- **What you should do**: Without the pictures, copy the entries below word for word.

Items from a dataset:
══════
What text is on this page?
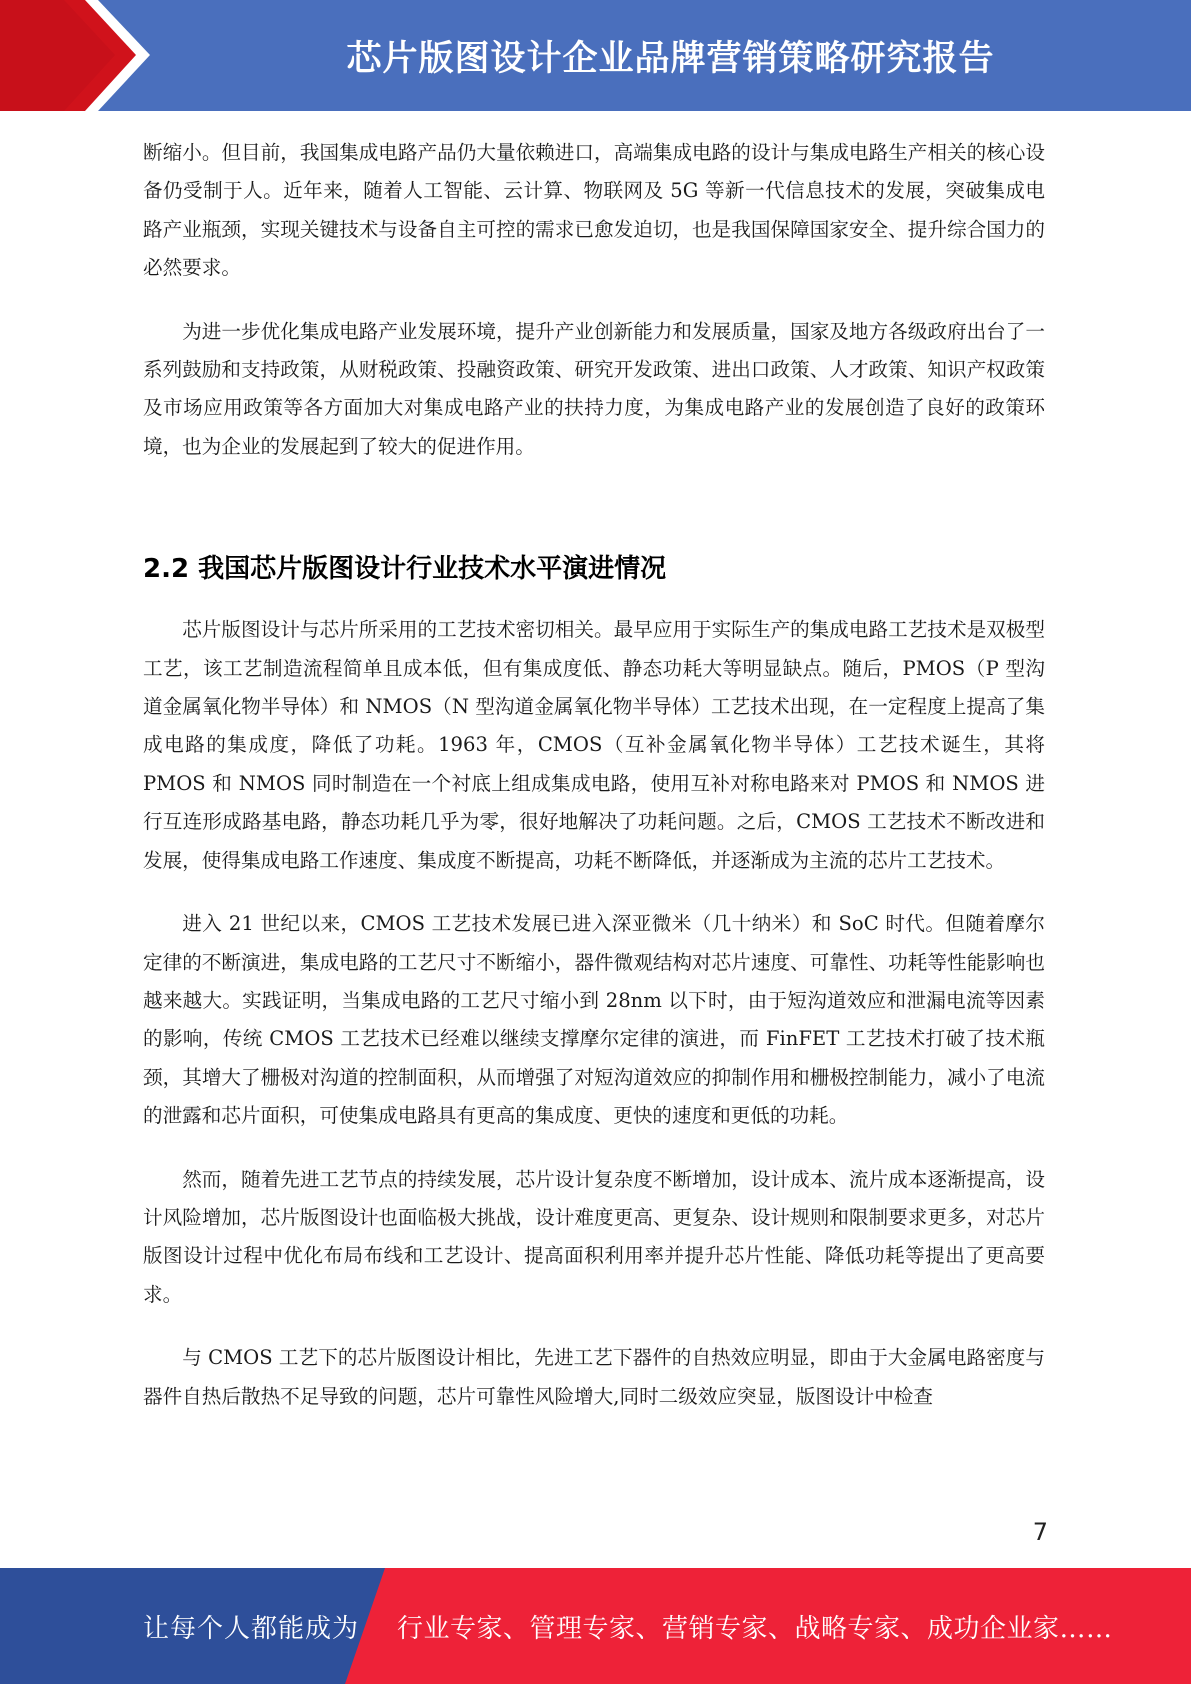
芯片版图设计企业品牌营销策略研究报告

断缩小。但目前，我国集成电路产品仍大量依赖进口，高端集成电路的设计与集成电路生产相关的核心设备仍受制于人。近年来，随着人工智能、云计算、物联网及 5G 等新一代信息技术的发展，突破集成电路产业瓶颈，实现关键技术与设备自主可控的需求已愈发迫切，也是我国保障国家安全、提升综合国力的必然要求。

为进一步优化集成电路产业发展环境，提升产业创新能力和发展质量，国家及地方各级政府出台了一系列鼓励和支持政策，从财税政策、投融资政策、研究开发政策、进出口政策、人才政策、知识产权政策及市场应用政策等各方面加大对集成电路产业的扶持力度，为集成电路产业的发展创造了良好的政策环境，也为企业的发展起到了较大的促进作用。

2.2 我国芯片版图设计行业技术水平演进情况

芯片版图设计与芯片所采用的工艺技术密切相关。最早应用于实际生产的集成电路工艺技术是双极型工艺，该工艺制造流程简单且成本低，但有集成度低、静态功耗大等明显缺点。随后，PMOS（P 型沟道金属氧化物半导体）和 NMOS（N 型沟道金属氧化物半导体）工艺技术出现，在一定程度上提高了集成电路的集成度，降低了功耗。1963 年，CMOS（互补金属氧化物半导体）工艺技术诞生，其将 PMOS 和 NMOS 同时制造在一个衬底上组成集成电路，使用互补对称电路来对 PMOS 和 NMOS 进行互连形成路基电路，静态功耗几乎为零，很好地解决了功耗问题。之后，CMOS 工艺技术不断改进和发展，使得集成电路工作速度、集成度不断提高，功耗不断降低，并逐渐成为主流的芯片工艺技术。

进入 21 世纪以来，CMOS 工艺技术发展已进入深亚微米（几十纳米）和 SoC 时代。但随着摩尔定律的不断演进，集成电路的工艺尺寸不断缩小，器件微观结构对芯片速度、可靠性、功耗等性能影响也越来越大。实践证明，当集成电路的工艺尺寸缩小到 28nm 以下时，由于短沟道效应和泄漏电流等因素的影响，传统 CMOS 工艺技术已经难以继续支撑摩尔定律的演进，而 FinFET 工艺技术打破了技术瓶颈，其增大了栅极对沟道的控制面积，从而增强了对短沟道效应的抑制作用和栅极控制能力，减小了电流的泄露和芯片面积，可使集成电路具有更高的集成度、更快的速度和更低的功耗。

然而，随着先进工艺节点的持续发展，芯片设计复杂度不断增加，设计成本、流片成本逐渐提高，设计风险增加，芯片版图设计也面临极大挑战，设计难度更高、更复杂、设计规则和限制要求更多，对芯片版图设计过程中优化布局布线和工艺设计、提高面积利用率并提升芯片性能、降低功耗等提出了更高要求。

与 CMOS 工艺下的芯片版图设计相比，先进工艺下器件的自热效应明显，即由于大金属电路密度与器件自热后散热不足导致的问题，芯片可靠性风险增大,同时二级效应突显，版图设计中检查

7
让每个人都能成为 行业专家、管理专家、营销专家、战略专家、成功企业家……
══════
- **Full solution**:
What text is on this page?
芯片版图设计企业品牌营销策略研究报告

断缩小。但目前，我国集成电路产品仍大量依赖进口，高端集成电路的设计与集成电路生产相关的核心设备仍受制于人。近年来，随着人工智能、云计算、物联网及 5G 等新一代信息技术的发展，突破集成电路产业瓶颈，实现关键技术与设备自主可控的需求已愈发迫切，也是我国保障国家安全、提升综合国力的必然要求。

为进一步优化集成电路产业发展环境，提升产业创新能力和发展质量，国家及地方各级政府出台了一系列鼓励和支持政策，从财税政策、投融资政策、研究开发政策、进出口政策、人才政策、知识产权政策及市场应用政策等各方面加大对集成电路产业的扶持力度，为集成电路产业的发展创造了良好的政策环境，也为企业的发展起到了较大的促进作用。

2.2 我国芯片版图设计行业技术水平演进情况

芯片版图设计与芯片所采用的工艺技术密切相关。最早应用于实际生产的集成电路工艺技术是双极型工艺，该工艺制造流程简单且成本低，但有集成度低、静态功耗大等明显缺点。随后，PMOS（P 型沟道金属氧化物半导体）和 NMOS（N 型沟道金属氧化物半导体）工艺技术出现，在一定程度上提高了集成电路的集成度，降低了功耗。1963 年，CMOS（互补金属氧化物半导体）工艺技术诞生，其将 PMOS 和 NMOS 同时制造在一个衬底上组成集成电路，使用互补对称电路来对 PMOS 和 NMOS 进行互连形成路基电路，静态功耗几乎为零，很好地解决了功耗问题。之后，CMOS 工艺技术不断改进和发展，使得集成电路工作速度、集成度不断提高，功耗不断降低，并逐渐成为主流的芯片工艺技术。

进入 21 世纪以来，CMOS 工艺技术发展已进入深亚微米（几十纳米）和 SoC 时代。但随着摩尔定律的不断演进，集成电路的工艺尺寸不断缩小，器件微观结构对芯片速度、可靠性、功耗等性能影响也越来越大。实践证明，当集成电路的工艺尺寸缩小到 28nm 以下时，由于短沟道效应和泄漏电流等因素的影响，传统 CMOS 工艺技术已经难以继续支撑摩尔定律的演进，而 FinFET 工艺技术打破了技术瓶颈，其增大了栅极对沟道的控制面积，从而增强了对短沟道效应的抑制作用和栅极控制能力，减小了电流的泄露和芯片面积，可使集成电路具有更高的集成度、更快的速度和更低的功耗。

然而，随着先进工艺节点的持续发展，芯片设计复杂度不断增加，设计成本、流片成本逐渐提高，设计风险增加，芯片版图设计也面临极大挑战，设计难度更高、更复杂、设计规则和限制要求更多，对芯片版图设计过程中优化布局布线和工艺设计、提高面积利用率并提升芯片性能、降低功耗等提出了更高要求。

与 CMOS 工艺下的芯片版图设计相比，先进工艺下器件的自热效应明显，即由于大金属电路密度与器件自热后散热不足导致的问题，芯片可靠性风险增大,同时二级效应突显，版图设计中检查

7
让每个人都能成为 行业专家、管理专家、营销专家、战略专家、成功企业家……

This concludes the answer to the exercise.